(DATA FOR REVIEW Opens)

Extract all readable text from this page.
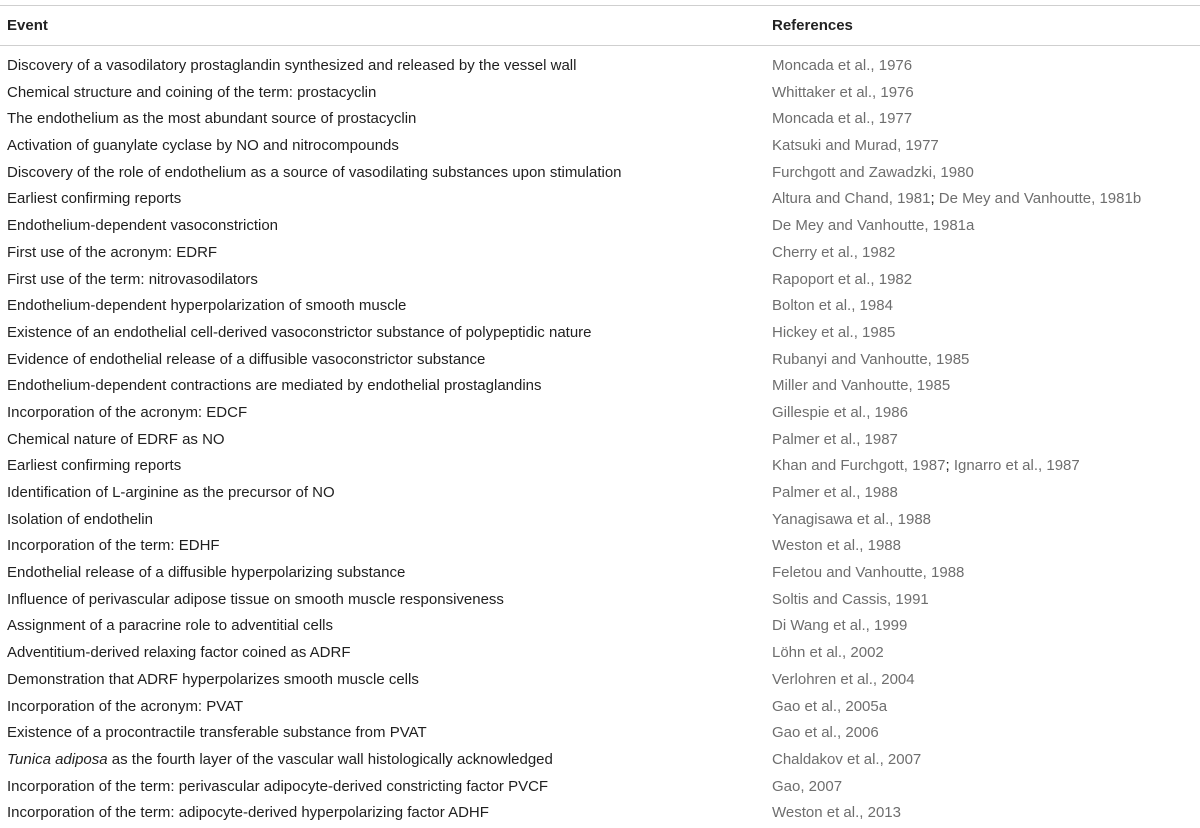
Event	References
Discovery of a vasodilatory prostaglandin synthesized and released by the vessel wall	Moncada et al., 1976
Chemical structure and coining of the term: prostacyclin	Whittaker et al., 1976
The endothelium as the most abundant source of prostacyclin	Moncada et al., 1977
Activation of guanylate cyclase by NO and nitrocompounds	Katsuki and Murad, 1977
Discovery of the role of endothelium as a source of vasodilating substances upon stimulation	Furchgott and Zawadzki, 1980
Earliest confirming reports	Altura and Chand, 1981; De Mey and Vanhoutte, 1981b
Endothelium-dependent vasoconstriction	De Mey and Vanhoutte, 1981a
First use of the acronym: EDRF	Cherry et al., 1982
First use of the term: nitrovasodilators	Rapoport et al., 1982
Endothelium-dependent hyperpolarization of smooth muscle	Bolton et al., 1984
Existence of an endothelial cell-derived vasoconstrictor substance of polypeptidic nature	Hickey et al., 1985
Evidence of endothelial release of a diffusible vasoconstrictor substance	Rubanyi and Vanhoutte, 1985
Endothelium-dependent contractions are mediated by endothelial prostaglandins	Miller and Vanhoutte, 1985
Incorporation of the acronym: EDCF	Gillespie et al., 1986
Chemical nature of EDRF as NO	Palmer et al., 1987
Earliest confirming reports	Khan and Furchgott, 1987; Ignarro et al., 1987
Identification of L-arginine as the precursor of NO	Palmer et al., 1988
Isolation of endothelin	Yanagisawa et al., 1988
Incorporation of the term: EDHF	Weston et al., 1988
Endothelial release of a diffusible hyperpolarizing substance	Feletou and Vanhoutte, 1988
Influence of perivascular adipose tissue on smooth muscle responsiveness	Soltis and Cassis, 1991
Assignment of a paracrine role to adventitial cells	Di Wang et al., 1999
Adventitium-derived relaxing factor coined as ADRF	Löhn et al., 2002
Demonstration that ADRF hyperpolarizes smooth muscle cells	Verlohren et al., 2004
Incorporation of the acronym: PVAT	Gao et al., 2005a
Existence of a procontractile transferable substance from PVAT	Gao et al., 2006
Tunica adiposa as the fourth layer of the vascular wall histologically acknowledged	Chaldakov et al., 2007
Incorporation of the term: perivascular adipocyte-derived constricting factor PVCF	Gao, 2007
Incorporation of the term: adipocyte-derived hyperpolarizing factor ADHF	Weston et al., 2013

(DATA FOR REVIEW Closes)
(DATA FOR REVIEW Opens)

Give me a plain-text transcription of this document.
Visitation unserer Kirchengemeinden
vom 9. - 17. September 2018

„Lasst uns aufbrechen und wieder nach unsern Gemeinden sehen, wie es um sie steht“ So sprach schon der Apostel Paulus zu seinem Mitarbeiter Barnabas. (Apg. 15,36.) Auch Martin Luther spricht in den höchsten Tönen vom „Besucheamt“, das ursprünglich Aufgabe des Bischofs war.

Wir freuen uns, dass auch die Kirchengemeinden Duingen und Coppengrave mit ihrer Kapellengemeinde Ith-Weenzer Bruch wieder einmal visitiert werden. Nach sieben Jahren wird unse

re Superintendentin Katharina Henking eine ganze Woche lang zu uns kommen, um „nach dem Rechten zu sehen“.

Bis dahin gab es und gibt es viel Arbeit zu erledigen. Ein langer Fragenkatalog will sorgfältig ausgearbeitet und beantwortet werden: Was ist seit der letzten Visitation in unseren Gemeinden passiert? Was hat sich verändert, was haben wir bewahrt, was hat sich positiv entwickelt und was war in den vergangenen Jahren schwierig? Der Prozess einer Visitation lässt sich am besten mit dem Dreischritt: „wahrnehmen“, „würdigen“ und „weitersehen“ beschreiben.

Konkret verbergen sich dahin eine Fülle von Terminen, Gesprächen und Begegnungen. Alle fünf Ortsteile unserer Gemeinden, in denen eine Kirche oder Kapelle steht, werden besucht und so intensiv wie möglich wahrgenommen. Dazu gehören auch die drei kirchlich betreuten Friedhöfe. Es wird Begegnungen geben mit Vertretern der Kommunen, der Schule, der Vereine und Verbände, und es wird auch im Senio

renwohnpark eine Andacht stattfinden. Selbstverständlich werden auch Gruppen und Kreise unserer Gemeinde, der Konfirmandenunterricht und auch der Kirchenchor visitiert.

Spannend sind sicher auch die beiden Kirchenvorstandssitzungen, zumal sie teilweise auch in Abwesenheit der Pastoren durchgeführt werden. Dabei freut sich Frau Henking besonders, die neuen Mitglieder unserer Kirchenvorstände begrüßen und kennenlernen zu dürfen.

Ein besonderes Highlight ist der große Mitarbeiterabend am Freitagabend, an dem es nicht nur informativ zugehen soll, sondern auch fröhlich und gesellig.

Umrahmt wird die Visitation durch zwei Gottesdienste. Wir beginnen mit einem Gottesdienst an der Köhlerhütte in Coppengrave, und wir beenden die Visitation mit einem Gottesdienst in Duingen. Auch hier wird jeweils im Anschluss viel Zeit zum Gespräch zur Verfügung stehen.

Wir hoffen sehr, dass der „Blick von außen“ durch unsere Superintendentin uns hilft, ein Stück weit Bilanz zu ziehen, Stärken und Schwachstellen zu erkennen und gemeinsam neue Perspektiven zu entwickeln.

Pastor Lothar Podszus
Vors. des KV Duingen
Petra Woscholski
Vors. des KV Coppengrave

(DATA FOR REVIEW Closes)
(DATA FOR REVIEW Opens)

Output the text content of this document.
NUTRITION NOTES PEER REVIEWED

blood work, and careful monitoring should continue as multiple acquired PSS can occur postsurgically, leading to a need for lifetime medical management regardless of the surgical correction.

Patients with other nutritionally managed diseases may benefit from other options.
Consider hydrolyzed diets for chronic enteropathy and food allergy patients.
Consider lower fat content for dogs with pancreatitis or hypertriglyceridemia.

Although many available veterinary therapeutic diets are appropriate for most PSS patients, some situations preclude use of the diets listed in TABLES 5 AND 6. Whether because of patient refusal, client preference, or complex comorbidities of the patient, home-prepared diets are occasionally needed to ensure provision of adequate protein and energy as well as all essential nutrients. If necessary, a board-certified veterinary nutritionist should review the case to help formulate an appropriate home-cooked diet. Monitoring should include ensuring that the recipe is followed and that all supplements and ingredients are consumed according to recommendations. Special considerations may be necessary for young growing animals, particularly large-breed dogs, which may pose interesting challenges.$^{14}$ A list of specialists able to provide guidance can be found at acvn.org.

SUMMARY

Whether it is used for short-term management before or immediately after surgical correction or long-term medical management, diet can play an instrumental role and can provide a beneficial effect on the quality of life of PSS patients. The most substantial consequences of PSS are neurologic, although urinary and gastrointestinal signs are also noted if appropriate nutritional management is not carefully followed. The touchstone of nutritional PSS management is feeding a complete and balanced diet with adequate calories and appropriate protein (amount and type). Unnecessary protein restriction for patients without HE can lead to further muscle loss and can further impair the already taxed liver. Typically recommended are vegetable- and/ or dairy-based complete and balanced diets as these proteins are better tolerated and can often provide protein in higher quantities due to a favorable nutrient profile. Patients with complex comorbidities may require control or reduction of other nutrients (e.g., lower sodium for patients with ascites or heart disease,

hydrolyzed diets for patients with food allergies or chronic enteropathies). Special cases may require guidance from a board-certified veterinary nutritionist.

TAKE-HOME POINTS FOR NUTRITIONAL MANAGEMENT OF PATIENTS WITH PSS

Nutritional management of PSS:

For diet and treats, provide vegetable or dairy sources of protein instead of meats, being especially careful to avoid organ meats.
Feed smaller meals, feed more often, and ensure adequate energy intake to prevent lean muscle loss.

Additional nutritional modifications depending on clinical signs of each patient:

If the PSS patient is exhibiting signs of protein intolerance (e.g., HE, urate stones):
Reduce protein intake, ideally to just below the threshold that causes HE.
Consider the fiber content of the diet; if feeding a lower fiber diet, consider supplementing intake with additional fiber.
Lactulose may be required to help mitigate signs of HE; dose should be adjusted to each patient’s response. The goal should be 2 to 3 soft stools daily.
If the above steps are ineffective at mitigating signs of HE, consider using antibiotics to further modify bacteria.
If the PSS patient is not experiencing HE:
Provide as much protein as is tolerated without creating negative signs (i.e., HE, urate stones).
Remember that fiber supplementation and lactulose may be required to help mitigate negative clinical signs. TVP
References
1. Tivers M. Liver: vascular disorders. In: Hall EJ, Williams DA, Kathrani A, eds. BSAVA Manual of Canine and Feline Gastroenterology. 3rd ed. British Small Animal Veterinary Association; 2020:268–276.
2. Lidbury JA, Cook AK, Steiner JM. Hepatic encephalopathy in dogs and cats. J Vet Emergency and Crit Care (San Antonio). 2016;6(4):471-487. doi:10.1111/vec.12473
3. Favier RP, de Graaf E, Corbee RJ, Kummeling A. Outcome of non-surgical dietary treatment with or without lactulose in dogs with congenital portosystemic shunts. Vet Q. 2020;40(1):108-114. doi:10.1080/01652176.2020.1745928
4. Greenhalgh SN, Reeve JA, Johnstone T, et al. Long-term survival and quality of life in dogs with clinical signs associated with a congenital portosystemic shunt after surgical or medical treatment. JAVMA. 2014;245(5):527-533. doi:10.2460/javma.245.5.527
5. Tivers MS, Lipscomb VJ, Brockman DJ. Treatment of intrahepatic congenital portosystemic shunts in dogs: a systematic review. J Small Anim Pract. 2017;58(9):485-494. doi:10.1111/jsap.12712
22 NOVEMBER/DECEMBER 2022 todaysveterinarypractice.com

(DATA FOR REVIEW Closes)

- [WHAT THIS TASK INVOLVES]:
If a line in the material contains the word "often", copy that line.

- [SOLUTION FOR THIS TASK]:
Whether it is used for short-term management before or immediately after surgical correction or long-term medical management, diet can play an instrumental role and can provide a beneficial effect on the quality of life of PSS patients. The most substantial consequences of PSS are neurologic, although urinary and gastrointestinal signs are also noted if appropriate nutritional management is not carefully followed. The touchstone of nutritional PSS management is feeding a complete and balanced diet with adequate calories and appropriate protein (amount and type). Unnecessary protein restriction for patients without HE can lead to further muscle loss and can further impair the already taxed liver. Typically recommended are vegetable- and/ or dairy-based complete and balanced diets as these proteins are better tolerated and can often provide protein in higher quantities due to a favorable nutrient profile. Patients with complex comorbidities may require control or reduction of other nutrients (e.g., lower sodium for patients with ascites or heart disease,
Feed smaller meals, feed more often, and ensure adequate energy intake to prevent lean muscle loss.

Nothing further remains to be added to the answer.